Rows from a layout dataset
╭──

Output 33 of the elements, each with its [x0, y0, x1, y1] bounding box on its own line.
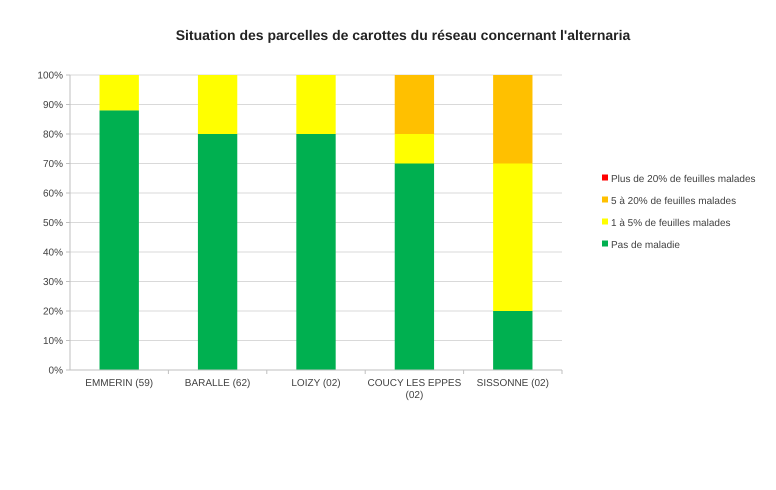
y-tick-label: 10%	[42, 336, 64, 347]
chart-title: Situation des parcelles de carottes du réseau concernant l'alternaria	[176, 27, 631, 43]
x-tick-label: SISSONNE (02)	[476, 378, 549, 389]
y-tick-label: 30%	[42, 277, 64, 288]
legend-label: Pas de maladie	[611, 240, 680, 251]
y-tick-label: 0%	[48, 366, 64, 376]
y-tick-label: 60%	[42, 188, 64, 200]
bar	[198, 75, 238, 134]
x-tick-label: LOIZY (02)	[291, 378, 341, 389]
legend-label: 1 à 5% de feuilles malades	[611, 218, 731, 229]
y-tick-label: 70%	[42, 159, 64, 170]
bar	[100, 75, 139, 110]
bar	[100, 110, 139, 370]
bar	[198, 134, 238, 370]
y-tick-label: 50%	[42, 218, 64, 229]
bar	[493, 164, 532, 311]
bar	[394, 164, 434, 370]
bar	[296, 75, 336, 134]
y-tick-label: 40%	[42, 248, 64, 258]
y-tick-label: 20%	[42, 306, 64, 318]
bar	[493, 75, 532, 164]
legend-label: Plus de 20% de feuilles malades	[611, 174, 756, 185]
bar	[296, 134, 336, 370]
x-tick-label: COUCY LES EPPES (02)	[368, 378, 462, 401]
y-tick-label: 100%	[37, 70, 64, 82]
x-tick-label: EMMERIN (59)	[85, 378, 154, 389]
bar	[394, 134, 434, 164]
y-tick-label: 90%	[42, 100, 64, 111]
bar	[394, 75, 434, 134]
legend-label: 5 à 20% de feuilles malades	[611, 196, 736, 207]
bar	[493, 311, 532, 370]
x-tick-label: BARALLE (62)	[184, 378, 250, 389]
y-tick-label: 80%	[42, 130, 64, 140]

╰──

→ **INSTRUCTION**
Reproduce every line above character for character, leaving out the picture.

→ **WRITTEN RESPONSE**
Output 33 of the elements, each with its [x0, y0, x1, y1] bounding box on its own line.
y-tick-label: 10%	[42, 336, 64, 347]
chart-title: Situation des parcelles de carottes du réseau concernant l'alternaria	[176, 27, 631, 43]
x-tick-label: SISSONNE (02)	[476, 378, 549, 389]
y-tick-label: 30%	[42, 277, 64, 288]
legend-label: Pas de maladie	[611, 240, 680, 251]
y-tick-label: 0%	[48, 366, 64, 376]
y-tick-label: 60%	[42, 188, 64, 200]
bar	[198, 75, 238, 134]
x-tick-label: LOIZY (02)	[291, 378, 341, 389]
legend-label: 1 à 5% de feuilles malades	[611, 218, 731, 229]
y-tick-label: 70%	[42, 159, 64, 170]
bar	[100, 75, 139, 110]
bar	[100, 110, 139, 370]
bar	[198, 134, 238, 370]
y-tick-label: 50%	[42, 218, 64, 229]
bar	[493, 164, 532, 311]
bar	[394, 164, 434, 370]
bar	[296, 75, 336, 134]
y-tick-label: 40%	[42, 248, 64, 258]
y-tick-label: 20%	[42, 306, 64, 318]
bar	[493, 75, 532, 164]
legend-label: Plus de 20% de feuilles malades	[611, 174, 756, 185]
bar	[296, 134, 336, 370]
x-tick-label: COUCY LES EPPES (02)	[368, 378, 462, 401]
y-tick-label: 100%	[37, 70, 64, 82]
x-tick-label: EMMERIN (59)	[85, 378, 154, 389]
bar	[394, 134, 434, 164]
y-tick-label: 90%	[42, 100, 64, 111]
bar	[394, 75, 434, 134]
legend-label: 5 à 20% de feuilles malades	[611, 196, 736, 207]
bar	[493, 311, 532, 370]
x-tick-label: BARALLE (62)	[184, 378, 250, 389]
y-tick-label: 80%	[42, 130, 64, 140]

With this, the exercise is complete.